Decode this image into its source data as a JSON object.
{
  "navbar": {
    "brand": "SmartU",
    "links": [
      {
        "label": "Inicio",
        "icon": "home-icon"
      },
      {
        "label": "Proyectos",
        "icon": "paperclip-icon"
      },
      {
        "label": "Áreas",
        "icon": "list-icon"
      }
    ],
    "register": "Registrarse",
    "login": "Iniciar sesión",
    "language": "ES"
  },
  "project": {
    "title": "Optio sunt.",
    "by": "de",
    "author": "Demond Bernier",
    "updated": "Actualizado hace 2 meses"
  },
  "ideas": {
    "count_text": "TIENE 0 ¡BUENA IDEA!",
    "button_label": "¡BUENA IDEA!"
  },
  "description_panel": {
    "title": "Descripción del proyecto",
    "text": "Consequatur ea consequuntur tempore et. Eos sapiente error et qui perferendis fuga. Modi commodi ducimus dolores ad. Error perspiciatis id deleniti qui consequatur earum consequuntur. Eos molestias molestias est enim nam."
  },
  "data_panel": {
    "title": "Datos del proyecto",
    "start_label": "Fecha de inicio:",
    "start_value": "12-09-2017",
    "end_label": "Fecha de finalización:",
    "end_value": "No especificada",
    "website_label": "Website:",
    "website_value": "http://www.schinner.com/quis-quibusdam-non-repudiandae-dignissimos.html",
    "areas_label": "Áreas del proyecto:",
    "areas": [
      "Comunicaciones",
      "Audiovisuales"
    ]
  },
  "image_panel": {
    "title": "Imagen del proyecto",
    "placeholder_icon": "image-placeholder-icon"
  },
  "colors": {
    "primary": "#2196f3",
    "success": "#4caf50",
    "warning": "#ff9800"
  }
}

Problem details | Go through the material line by line. Show each line that contains the string "title".

Task solution |
    "title": "Optio sunt.",
    "title": "Descripción del proyecto",
    "title": "Datos del proyecto",
    "title": "Imagen del proyecto",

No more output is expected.